• EXERCISE DETAILS: Return the count of lines that hold the string "JSON", with no other words.

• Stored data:
****

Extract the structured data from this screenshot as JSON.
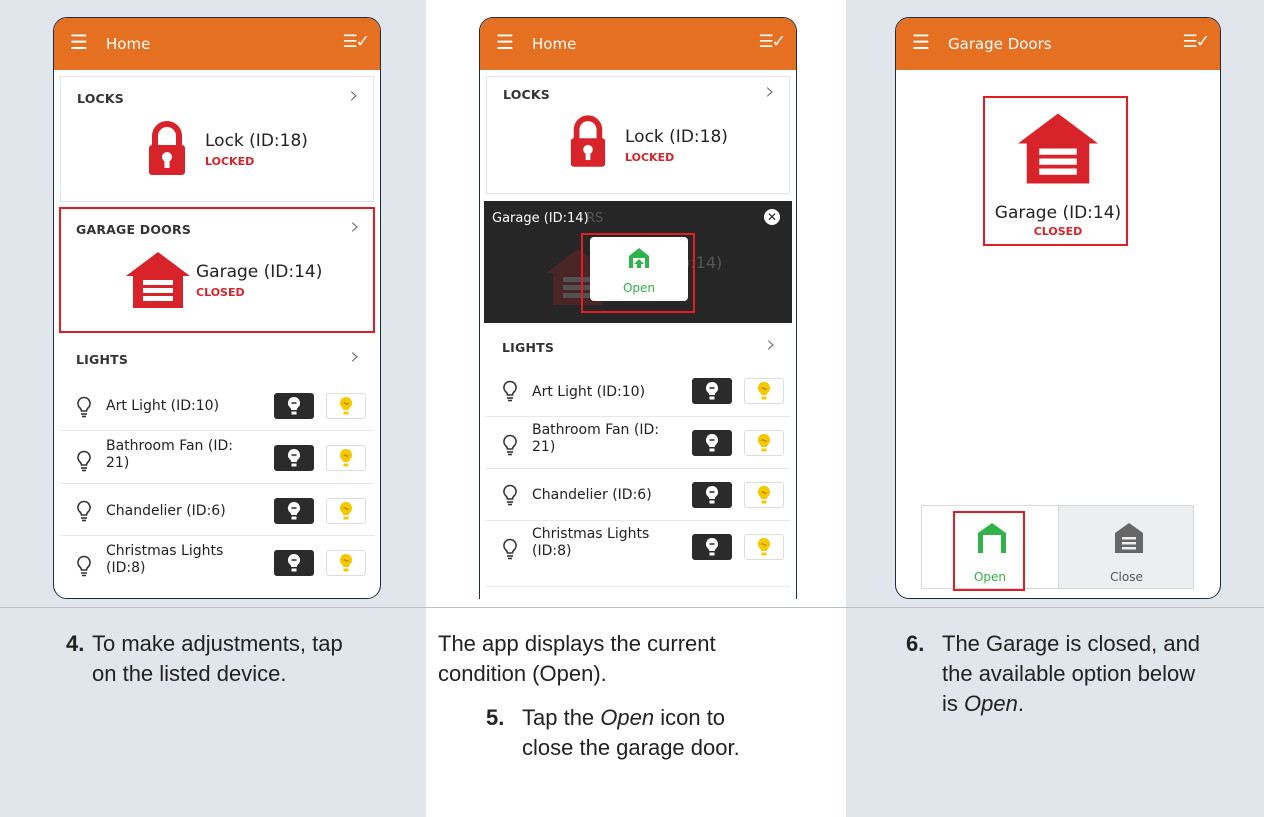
{
  "panels": [
    {
      "header_title": "Home",
      "locks": {
        "title": "LOCKS",
        "device": "Lock (ID:18)",
        "state": "LOCKED"
      },
      "garage": {
        "title": "GARAGE DOORS",
        "device": "Garage (ID:14)",
        "state": "CLOSED"
      },
      "lights": {
        "title": "LIGHTS",
        "items": [
          {
            "line1": "Art Light (ID:10)",
            "line2": ""
          },
          {
            "line1": "Bathroom Fan (ID:",
            "line2": "21)"
          },
          {
            "line1": "Chandelier (ID:6)",
            "line2": ""
          },
          {
            "line1": "Christmas Lights",
            "line2": "(ID:8)"
          }
        ]
      }
    },
    {
      "header_title": "Home",
      "locks": {
        "title": "LOCKS",
        "device": "Lock (ID:18)",
        "state": "LOCKED"
      },
      "overlay": {
        "title": "Garage (ID:14)",
        "behind_fragment_1": "RS",
        "behind_fragment_2": "):14)",
        "popup_label": "Open"
      },
      "lights": {
        "title": "LIGHTS",
        "items": [
          {
            "line1": "Art Light (ID:10)",
            "line2": ""
          },
          {
            "line1": "Bathroom Fan (ID:",
            "line2": "21)"
          },
          {
            "line1": "Chandelier (ID:6)",
            "line2": ""
          },
          {
            "line1": "Christmas Lights",
            "line2": "(ID:8)"
          }
        ]
      }
    },
    {
      "header_title": "Garage Doors",
      "device": "Garage (ID:14)",
      "state": "CLOSED",
      "buttons": {
        "open": "Open",
        "close": "Close"
      }
    }
  ],
  "captions": {
    "step4_num": "4.",
    "step4_text_1": "To make adjustments, tap",
    "step4_text_2": "on the listed device.",
    "mid_text_1": "The app displays the current",
    "mid_text_2": "condition (Open).",
    "step5_num": "5.",
    "step5_text_1a": "Tap the ",
    "step5_text_1b": "Open",
    "step5_text_1c": " icon to",
    "step5_text_2": "close the garage door.",
    "step6_num": "6.",
    "step6_text_1": "The Garage is closed, and",
    "step6_text_2": "the available option below",
    "step6_text_3a": "is ",
    "step6_text_3b": "Open",
    "step6_text_3c": "."
  },
  "colors": {
    "header": "#e67022",
    "lock_red": "#d8232a",
    "highlight": "#e21d25",
    "open_green": "#2fb34a",
    "bulb_yellow": "#f6c800"
  }
}
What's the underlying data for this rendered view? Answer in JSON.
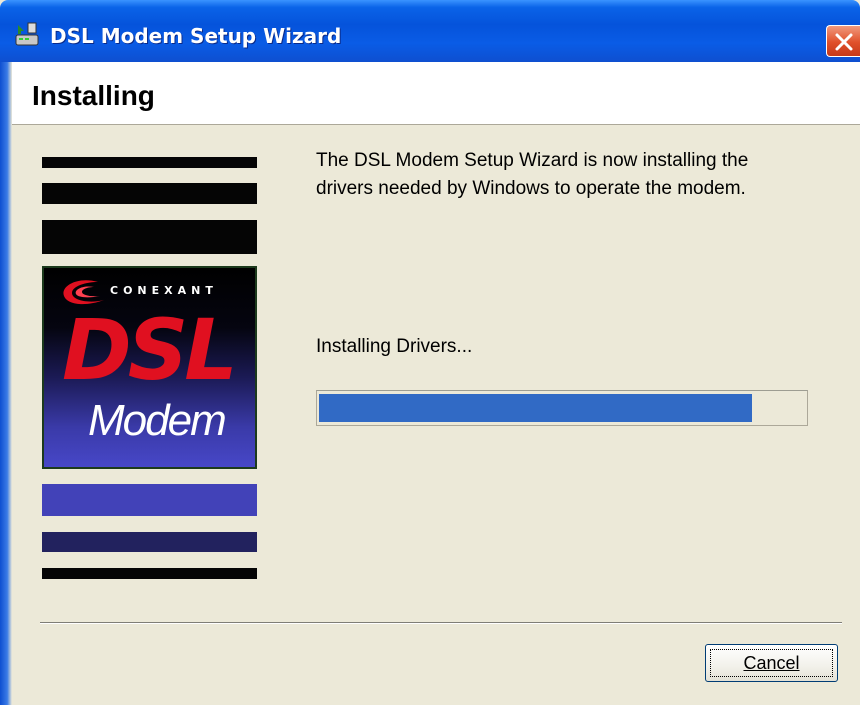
{
  "window": {
    "title": "DSL Modem Setup Wizard",
    "title_icon": "modem-setup-icon",
    "close_icon": "close-icon"
  },
  "header": {
    "title": "Installing"
  },
  "graphic": {
    "brand": "CONEXANT",
    "product_line1": "DSL",
    "product_line2": "Modem",
    "colors": {
      "dsl_red": "#e01020",
      "band_blue": "#4242b8",
      "band_navy": "#22225e"
    }
  },
  "content": {
    "description": "The DSL Modem Setup Wizard is now installing the drivers needed by Windows to operate the modem.",
    "status": "Installing Drivers...",
    "progress_fraction": 0.89,
    "progress_color": "#316ac5"
  },
  "footer": {
    "cancel_label": "Cancel"
  }
}
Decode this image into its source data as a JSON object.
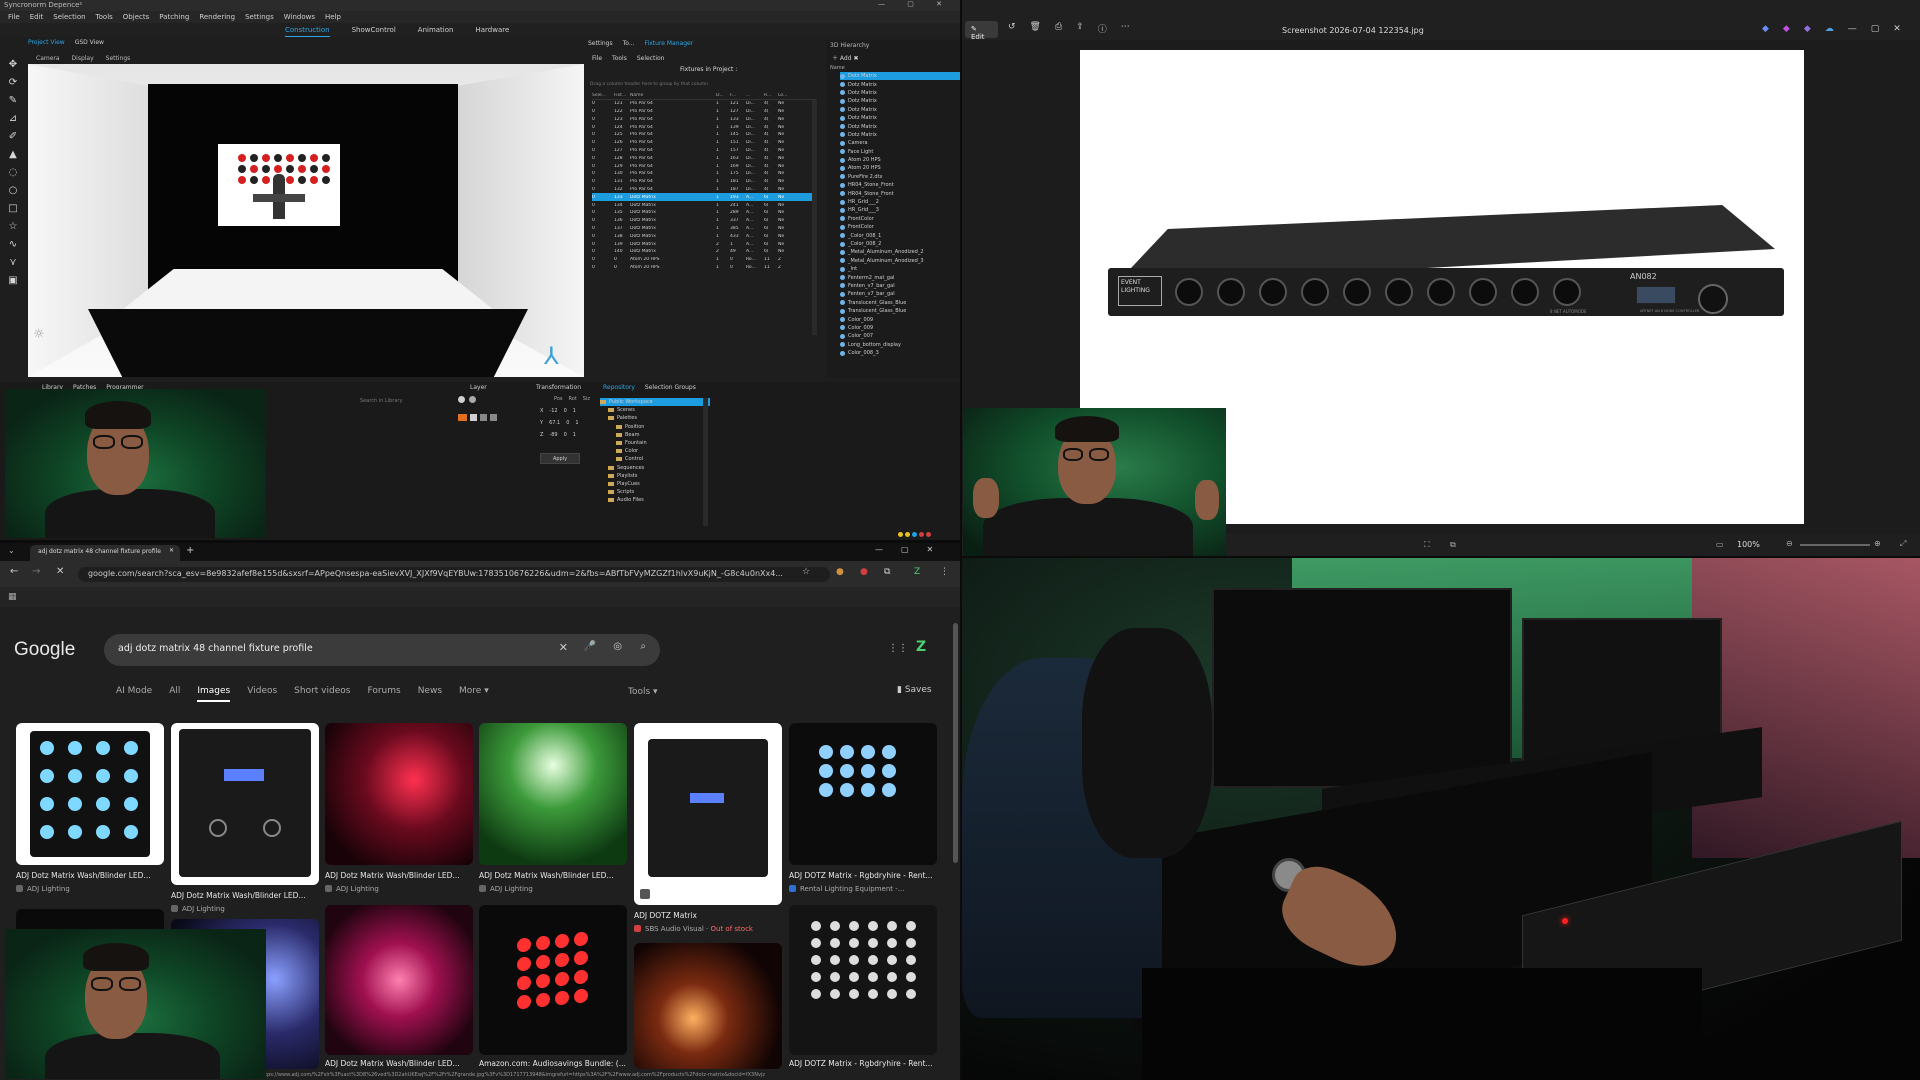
{
  "synco": {
    "title": "Syncronorm Depence²",
    "menu": [
      "File",
      "Edit",
      "Selection",
      "Tools",
      "Objects",
      "Patching",
      "Rendering",
      "Settings",
      "Windows",
      "Help"
    ],
    "modes": [
      "Construction",
      "ShowControl",
      "Animation",
      "Hardware"
    ],
    "view_tabs": [
      "Project View",
      "GSD View"
    ],
    "sub_tabs": [
      "Camera",
      "Display",
      "Settings"
    ],
    "fm_tabs": [
      "Settings",
      "To...",
      "Fixture Manager"
    ],
    "fm_sub": [
      "File",
      "Tools",
      "Selection"
    ],
    "fm_title": "Fixtures in Project :",
    "fm_hint": "Drag a column header here to group by that column",
    "fm_headers": [
      "Sele...",
      "Fixt...",
      "Name",
      "D...",
      "F...",
      "...",
      "R...",
      "Lo..."
    ],
    "fm_rows": [
      [
        "0",
        "121",
        "Pro Par 64",
        "1",
        "121",
        "Di...",
        "4(",
        "Ne"
      ],
      [
        "0",
        "122",
        "Pro Par 64",
        "1",
        "127",
        "Di...",
        "4(",
        "Ne"
      ],
      [
        "0",
        "123",
        "Pro Par 64",
        "1",
        "133",
        "Di...",
        "4(",
        "Ne"
      ],
      [
        "0",
        "124",
        "Pro Par 64",
        "1",
        "139",
        "Di...",
        "4(",
        "Ne"
      ],
      [
        "0",
        "125",
        "Pro Par 64",
        "1",
        "145",
        "Di...",
        "4(",
        "Ne"
      ],
      [
        "0",
        "126",
        "Pro Par 64",
        "1",
        "151",
        "Di...",
        "4(",
        "Ne"
      ],
      [
        "0",
        "127",
        "Pro Par 64",
        "1",
        "157",
        "Di...",
        "4(",
        "Ne"
      ],
      [
        "0",
        "128",
        "Pro Par 64",
        "1",
        "163",
        "Di...",
        "4(",
        "Ne"
      ],
      [
        "0",
        "129",
        "Pro Par 64",
        "1",
        "169",
        "Di...",
        "4(",
        "Ne"
      ],
      [
        "0",
        "130",
        "Pro Par 64",
        "1",
        "175",
        "Di...",
        "4(",
        "Ne"
      ],
      [
        "0",
        "131",
        "Pro Par 64",
        "1",
        "181",
        "Di...",
        "4(",
        "Ne"
      ],
      [
        "0",
        "132",
        "Pro Par 64",
        "1",
        "187",
        "Di...",
        "4(",
        "Ne"
      ],
      [
        "0",
        "133",
        "Dotz Matrix",
        "1",
        "193",
        "A...",
        "6(",
        "Ne"
      ],
      [
        "0",
        "134",
        "Dotz Matrix",
        "1",
        "241",
        "A...",
        "6(",
        "Ne"
      ],
      [
        "0",
        "135",
        "Dotz Matrix",
        "1",
        "289",
        "A...",
        "6(",
        "Ne"
      ],
      [
        "0",
        "136",
        "Dotz Matrix",
        "1",
        "337",
        "A...",
        "6(",
        "Ne"
      ],
      [
        "0",
        "137",
        "Dotz Matrix",
        "1",
        "385",
        "A...",
        "6(",
        "Ne"
      ],
      [
        "0",
        "138",
        "Dotz Matrix",
        "1",
        "433",
        "A...",
        "6(",
        "Ne"
      ],
      [
        "0",
        "139",
        "Dotz Matrix",
        "2",
        "1",
        "A...",
        "6(",
        "Ne"
      ],
      [
        "0",
        "140",
        "Dotz Matrix",
        "2",
        "49",
        "A...",
        "6(",
        "Ne"
      ],
      [
        "0",
        "0",
        "Atom 20 HPS",
        "1",
        "0",
        "Ro...",
        "11",
        "2"
      ],
      [
        "0",
        "0",
        "Atom 20 HPS",
        "1",
        "0",
        "Ro...",
        "11",
        "2"
      ]
    ],
    "hier_title": "3D Hierarchy",
    "hier_add": "Add",
    "hier_col": "Name",
    "hier_items": [
      "Dotz Matrix",
      "Dotz Matrix",
      "Dotz Matrix",
      "Dotz Matrix",
      "Dotz Matrix",
      "Dotz Matrix",
      "Dotz Matrix",
      "Dotz Matrix",
      "Camera",
      "Face Light",
      "Atom 20 HPS",
      "Atom 20 HPS",
      "PureFire 2.dtx",
      "HR04_Stone_Front",
      "HR04_Stone_Front",
      "HR_Grid___2",
      "HR_Grid___3",
      "FrontColor",
      "FrontColor",
      "_Color_008_1",
      "_Color_008_2",
      "_Metal_Aluminum_Anodized_2",
      "_Metal_Aluminum_Anodized_3",
      "_Int",
      "Fenterm2_mat_gal",
      "Fenten_v7_bar_gal",
      "Fenten_v7_bar_gal",
      "Translucent_Glass_Blue",
      "Translucent_Glass_Blue",
      "Color_009",
      "Color_009",
      "Color_007",
      "Long_bottom_display",
      "Color_008_3"
    ],
    "lib_tabs": [
      "Library",
      "Patches",
      "Programmer"
    ],
    "search_library": "Search in Library",
    "layer_title": "Layer",
    "transform_title": "Transformation",
    "transform_cols": [
      "Pos",
      "Rot",
      "Siz"
    ],
    "transform_rows": [
      [
        "X",
        "-12",
        "0",
        "1"
      ],
      [
        "Y",
        "67.1",
        "0",
        "1"
      ],
      [
        "Z",
        "-89",
        "0",
        "1"
      ]
    ],
    "apply": "Apply",
    "repo_tabs": [
      "Repository",
      "Selection Groups"
    ],
    "repo_items": [
      "Public Workspace",
      "Scenes",
      "Palettes",
      "Position",
      "Beam",
      "Fountain",
      "Color",
      "Control",
      "Sequences",
      "Playlists",
      "PlayCues",
      "Scripts",
      "Audio Files"
    ]
  },
  "viewer": {
    "edit": "Edit",
    "title": "Screenshot 2026-07-04 122354.jpg",
    "zoom": "100%",
    "device_brand": "EVENT LIGHTING",
    "device_model": "AN082",
    "device_label": "8 NET AUTOMODE",
    "device_small": "ARTNET AN 8 NODE CONTROLLER"
  },
  "chrome": {
    "tab_title": "adj dotz matrix 48 channel fixture profile",
    "url": "google.com/search?sca_esv=8e9832afef8e155d&sxsrf=APpeQnsespa-eaSievXVJ_XJXf9VqEYBUw:1783510676226&udm=2&fbs=ABfTbFVyMZGZf1hlvX9uKjN_-G8c4u0nXx4...",
    "google": "Google",
    "query": "adj dotz matrix 48 channel fixture profile",
    "tabs": [
      "AI Mode",
      "All",
      "Images",
      "Videos",
      "Short videos",
      "Forums",
      "News",
      "More"
    ],
    "tools": "Tools",
    "saves": "Saves",
    "results": [
      {
        "cap": "ADJ Dotz Matrix Wash/Blinder LED...",
        "src": "ADJ Lighting",
        "oos": ""
      },
      {
        "cap": "ADJ Dotz Matrix Wash/Blinder LED...",
        "src": "ADJ Lighting",
        "oos": ""
      },
      {
        "cap": "ADJ Dotz Matrix Wash/Blinder LED...",
        "src": "ADJ Lighting",
        "oos": ""
      },
      {
        "cap": "ADJ Dotz Matrix Wash/Blinder LED...",
        "src": "ADJ Lighting",
        "oos": ""
      },
      {
        "cap": "ADJ DOTZ Matrix",
        "src": "SBS Audio Visual",
        "oos": "Out of stock"
      },
      {
        "cap": "ADJ DOTZ Matrix - Rgbdryhire - Rent...",
        "src": "Rental Lighting Equipment -...",
        "oos": ""
      },
      {
        "cap": "ADJ Dotz Matrix Wash/Blinder LED...",
        "src": "",
        "oos": ""
      },
      {
        "cap": "Amazon.com: Audiosavings Bundle: (...",
        "src": "",
        "oos": ""
      },
      {
        "cap": "ADJ DOTZ Matrix - Rgbdryhire - Rent...",
        "src": "",
        "oos": ""
      }
    ],
    "status_url": "https://www.adj.com/%2Fslr%3Fuact%3D8%26ved%3D2ahUKEwj%2F%2Fr%2Fgrande.jpg%3Fv%3D1717713948&imgrefurl=https%3A%2F%2Fwww.adj.com%2Fproducts%2Fdotz-matrix&docid=fX3Nvjz"
  },
  "colors": {
    "accent": "#2aa7e8",
    "selection": "#1e9ce0",
    "webcam_green": "#1c6f3f"
  }
}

****

• WRITTEN ANSWER: 3